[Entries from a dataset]
============================================================

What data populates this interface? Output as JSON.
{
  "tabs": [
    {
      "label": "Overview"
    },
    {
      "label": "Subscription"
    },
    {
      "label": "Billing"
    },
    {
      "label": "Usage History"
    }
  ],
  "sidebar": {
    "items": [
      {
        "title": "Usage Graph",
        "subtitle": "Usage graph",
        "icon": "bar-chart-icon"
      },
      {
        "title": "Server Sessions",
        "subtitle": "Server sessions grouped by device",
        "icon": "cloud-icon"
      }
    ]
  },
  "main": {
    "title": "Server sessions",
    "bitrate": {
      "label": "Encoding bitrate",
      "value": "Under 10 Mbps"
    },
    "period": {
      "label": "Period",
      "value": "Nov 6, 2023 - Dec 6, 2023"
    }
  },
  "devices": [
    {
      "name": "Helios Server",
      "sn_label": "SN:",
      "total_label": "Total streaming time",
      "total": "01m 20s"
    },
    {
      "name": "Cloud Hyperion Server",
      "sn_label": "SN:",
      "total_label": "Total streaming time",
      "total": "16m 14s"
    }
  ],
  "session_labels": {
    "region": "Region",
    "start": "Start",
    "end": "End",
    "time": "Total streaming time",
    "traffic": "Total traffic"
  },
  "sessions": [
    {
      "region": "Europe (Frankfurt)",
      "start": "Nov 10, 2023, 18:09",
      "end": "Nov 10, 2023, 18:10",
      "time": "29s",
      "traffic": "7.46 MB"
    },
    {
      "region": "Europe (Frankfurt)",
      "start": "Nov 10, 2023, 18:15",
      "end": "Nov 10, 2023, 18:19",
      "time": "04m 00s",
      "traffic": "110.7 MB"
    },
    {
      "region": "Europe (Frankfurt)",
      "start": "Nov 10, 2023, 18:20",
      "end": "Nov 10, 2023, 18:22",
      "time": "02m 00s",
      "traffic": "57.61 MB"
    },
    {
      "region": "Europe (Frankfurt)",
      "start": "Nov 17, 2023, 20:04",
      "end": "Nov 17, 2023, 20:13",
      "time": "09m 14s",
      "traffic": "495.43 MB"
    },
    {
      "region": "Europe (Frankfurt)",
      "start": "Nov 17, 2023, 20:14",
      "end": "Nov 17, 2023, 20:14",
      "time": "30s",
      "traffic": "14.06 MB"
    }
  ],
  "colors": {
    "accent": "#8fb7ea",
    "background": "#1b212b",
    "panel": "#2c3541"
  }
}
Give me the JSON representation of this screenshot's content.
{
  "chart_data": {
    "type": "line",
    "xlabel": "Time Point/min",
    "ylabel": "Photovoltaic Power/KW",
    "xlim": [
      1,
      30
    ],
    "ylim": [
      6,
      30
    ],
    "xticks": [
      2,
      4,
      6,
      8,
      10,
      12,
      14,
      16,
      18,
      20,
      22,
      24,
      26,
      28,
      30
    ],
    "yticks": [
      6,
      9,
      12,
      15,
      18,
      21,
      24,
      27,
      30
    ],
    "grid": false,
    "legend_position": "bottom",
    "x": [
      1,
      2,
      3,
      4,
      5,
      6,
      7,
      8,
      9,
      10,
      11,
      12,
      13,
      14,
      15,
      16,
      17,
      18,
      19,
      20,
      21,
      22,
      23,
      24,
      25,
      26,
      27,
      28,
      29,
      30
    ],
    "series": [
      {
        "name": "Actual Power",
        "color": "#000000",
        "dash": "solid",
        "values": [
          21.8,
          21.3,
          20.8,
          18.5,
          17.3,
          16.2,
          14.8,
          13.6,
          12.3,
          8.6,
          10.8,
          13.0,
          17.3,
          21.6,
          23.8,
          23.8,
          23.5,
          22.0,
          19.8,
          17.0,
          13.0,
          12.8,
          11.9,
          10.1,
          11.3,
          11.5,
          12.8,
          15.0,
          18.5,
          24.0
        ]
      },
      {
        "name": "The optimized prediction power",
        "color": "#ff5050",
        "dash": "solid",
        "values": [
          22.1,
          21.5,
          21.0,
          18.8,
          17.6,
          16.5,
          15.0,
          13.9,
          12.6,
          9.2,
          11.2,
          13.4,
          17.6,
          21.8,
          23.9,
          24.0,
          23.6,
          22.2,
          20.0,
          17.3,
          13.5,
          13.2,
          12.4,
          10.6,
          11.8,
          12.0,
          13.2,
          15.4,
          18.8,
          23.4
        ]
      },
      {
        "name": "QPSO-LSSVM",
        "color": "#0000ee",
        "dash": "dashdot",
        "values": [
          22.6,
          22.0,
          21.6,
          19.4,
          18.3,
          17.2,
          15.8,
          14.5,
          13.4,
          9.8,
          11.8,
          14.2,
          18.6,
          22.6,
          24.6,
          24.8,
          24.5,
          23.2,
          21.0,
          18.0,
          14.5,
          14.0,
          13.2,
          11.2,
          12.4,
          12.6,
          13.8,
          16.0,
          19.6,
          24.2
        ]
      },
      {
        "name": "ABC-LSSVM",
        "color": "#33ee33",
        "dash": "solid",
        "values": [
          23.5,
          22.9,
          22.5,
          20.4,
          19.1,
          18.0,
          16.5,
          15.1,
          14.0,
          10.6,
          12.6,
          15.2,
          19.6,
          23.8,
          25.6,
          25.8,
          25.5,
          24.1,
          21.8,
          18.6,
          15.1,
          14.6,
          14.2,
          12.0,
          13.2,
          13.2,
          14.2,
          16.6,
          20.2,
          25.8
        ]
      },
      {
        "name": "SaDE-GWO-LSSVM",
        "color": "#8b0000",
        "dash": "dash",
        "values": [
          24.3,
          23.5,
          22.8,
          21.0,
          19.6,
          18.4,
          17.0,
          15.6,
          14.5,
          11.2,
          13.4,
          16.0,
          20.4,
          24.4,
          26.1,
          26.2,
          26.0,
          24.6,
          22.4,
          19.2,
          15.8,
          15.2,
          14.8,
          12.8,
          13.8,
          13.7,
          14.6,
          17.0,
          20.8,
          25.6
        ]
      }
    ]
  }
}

============================================================

> What you should do:
Find the count of lines in the data above where the string "Server" occurs. Provide that number alone.

> Problem solution:
5